Copy out each line that mentions the word "name".

| Dataset records |
--- begin ---
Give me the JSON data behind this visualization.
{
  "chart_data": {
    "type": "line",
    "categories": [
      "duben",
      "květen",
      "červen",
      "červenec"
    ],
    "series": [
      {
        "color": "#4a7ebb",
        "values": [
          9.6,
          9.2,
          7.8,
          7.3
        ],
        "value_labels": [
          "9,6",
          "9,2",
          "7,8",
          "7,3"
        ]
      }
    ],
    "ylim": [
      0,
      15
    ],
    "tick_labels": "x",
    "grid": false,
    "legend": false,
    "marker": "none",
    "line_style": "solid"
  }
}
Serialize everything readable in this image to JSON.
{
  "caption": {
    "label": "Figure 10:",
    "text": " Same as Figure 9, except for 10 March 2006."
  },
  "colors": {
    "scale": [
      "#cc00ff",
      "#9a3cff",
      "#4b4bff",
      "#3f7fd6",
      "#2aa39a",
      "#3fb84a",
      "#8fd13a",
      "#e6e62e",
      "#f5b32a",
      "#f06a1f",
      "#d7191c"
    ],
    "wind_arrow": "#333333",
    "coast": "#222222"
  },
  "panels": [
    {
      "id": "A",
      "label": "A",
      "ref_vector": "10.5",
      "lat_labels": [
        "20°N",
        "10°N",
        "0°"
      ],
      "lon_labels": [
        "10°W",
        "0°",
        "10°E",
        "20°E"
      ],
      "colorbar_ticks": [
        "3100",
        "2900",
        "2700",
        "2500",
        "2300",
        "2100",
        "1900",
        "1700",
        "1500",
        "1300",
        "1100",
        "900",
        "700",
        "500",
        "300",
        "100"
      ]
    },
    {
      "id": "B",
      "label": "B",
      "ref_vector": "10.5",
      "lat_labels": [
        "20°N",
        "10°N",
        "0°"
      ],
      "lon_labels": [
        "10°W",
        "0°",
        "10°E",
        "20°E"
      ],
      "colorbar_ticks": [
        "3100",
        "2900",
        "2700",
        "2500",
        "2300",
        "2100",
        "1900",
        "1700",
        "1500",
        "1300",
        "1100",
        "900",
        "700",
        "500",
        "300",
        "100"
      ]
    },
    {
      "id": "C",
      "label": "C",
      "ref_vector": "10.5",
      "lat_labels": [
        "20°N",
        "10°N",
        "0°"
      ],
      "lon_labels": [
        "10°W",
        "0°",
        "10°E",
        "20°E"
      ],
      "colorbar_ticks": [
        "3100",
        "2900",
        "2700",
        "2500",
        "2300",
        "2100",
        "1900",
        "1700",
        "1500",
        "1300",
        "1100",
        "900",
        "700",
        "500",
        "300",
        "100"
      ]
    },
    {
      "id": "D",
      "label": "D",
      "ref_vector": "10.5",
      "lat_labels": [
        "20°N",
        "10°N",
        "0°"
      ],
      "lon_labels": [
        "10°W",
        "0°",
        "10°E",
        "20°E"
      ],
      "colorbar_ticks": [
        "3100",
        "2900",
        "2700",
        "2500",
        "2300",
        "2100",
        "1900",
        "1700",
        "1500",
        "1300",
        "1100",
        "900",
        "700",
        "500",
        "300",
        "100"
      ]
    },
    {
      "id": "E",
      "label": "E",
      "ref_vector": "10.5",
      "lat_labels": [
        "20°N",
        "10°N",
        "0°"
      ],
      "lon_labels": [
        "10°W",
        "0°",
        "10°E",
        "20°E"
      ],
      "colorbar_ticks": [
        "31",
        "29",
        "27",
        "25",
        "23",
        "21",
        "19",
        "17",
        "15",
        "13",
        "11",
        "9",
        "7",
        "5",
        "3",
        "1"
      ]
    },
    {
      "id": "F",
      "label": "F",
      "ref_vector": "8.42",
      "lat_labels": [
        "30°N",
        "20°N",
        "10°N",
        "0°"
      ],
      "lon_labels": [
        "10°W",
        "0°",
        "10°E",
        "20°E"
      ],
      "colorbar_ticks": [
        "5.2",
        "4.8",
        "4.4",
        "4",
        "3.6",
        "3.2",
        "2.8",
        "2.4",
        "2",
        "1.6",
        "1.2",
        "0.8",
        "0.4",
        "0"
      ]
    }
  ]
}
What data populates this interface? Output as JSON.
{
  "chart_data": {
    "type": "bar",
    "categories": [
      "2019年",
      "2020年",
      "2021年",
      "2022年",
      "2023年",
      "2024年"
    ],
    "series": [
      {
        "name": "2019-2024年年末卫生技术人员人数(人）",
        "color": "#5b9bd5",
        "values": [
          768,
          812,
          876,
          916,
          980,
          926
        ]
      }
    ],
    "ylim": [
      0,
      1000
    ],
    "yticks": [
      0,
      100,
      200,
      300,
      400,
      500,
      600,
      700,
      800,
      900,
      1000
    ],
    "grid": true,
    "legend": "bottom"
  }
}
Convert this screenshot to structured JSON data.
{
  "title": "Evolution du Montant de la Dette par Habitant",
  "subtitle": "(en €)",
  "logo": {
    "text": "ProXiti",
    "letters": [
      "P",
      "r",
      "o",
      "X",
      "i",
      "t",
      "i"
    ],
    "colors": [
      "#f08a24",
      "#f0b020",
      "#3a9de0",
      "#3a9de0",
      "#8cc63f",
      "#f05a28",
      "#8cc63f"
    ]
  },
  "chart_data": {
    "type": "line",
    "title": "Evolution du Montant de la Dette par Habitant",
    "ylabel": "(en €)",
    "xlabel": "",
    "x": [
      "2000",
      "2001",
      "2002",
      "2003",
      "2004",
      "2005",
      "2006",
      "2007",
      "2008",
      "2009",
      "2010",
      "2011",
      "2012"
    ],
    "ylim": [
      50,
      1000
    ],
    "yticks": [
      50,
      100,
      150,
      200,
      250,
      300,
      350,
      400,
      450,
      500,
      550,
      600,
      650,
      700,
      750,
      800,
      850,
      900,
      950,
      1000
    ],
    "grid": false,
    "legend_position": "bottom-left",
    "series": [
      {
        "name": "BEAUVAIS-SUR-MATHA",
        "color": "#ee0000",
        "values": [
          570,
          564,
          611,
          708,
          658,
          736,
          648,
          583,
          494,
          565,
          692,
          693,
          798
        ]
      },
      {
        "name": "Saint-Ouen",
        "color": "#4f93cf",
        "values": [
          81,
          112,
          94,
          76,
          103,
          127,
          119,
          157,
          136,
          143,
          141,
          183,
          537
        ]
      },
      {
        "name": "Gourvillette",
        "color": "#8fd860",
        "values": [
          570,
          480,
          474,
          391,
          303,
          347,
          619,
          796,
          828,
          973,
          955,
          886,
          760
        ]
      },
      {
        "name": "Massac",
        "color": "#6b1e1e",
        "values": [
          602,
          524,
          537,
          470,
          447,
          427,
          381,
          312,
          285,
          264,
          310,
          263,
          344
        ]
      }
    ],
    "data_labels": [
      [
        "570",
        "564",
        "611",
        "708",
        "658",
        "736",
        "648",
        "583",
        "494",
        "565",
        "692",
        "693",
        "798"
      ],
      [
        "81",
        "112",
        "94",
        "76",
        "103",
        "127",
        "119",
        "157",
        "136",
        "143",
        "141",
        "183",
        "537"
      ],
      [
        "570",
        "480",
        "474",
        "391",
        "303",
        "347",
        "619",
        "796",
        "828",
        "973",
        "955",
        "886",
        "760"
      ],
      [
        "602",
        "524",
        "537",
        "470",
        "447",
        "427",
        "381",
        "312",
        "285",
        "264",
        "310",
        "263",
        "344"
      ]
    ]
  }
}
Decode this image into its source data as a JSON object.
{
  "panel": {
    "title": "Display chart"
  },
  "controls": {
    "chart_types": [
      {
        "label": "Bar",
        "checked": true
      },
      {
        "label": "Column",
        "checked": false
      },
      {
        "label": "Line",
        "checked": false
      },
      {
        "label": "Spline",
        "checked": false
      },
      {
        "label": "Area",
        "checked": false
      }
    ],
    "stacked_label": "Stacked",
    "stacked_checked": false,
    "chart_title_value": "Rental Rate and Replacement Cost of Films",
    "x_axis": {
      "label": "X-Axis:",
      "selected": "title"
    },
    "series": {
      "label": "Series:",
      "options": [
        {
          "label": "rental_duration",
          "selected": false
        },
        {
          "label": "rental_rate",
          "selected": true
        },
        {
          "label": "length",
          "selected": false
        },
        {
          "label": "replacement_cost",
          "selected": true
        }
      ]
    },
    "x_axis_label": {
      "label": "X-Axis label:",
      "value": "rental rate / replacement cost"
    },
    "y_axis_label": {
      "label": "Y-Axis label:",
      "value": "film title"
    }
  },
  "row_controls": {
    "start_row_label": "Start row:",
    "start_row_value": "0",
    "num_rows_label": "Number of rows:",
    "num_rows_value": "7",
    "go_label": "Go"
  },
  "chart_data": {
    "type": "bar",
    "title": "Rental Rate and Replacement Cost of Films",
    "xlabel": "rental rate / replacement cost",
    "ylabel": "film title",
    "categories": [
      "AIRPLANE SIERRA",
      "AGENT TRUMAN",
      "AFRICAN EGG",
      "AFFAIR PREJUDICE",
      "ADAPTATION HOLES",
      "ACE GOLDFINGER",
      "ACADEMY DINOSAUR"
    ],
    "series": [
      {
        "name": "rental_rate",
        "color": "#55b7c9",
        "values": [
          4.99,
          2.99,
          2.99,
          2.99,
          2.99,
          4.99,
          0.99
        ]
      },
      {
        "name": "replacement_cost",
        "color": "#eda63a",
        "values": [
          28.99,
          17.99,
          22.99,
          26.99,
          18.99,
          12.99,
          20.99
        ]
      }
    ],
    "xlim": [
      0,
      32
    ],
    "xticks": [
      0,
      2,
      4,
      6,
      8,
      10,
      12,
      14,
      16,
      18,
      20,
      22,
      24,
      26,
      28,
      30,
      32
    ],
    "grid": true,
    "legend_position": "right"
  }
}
--- end ---
| Finished task |
        "name": "2019-2024年年末卫生技术人员人数(人）",
        "name": "BEAUVAIS-SUR-MATHA",
        "name": "Saint-Ouen",
        "name": "Gourvillette",
        "name": "Massac",
        "name": "rental_rate",
        "name": "replacement_cost",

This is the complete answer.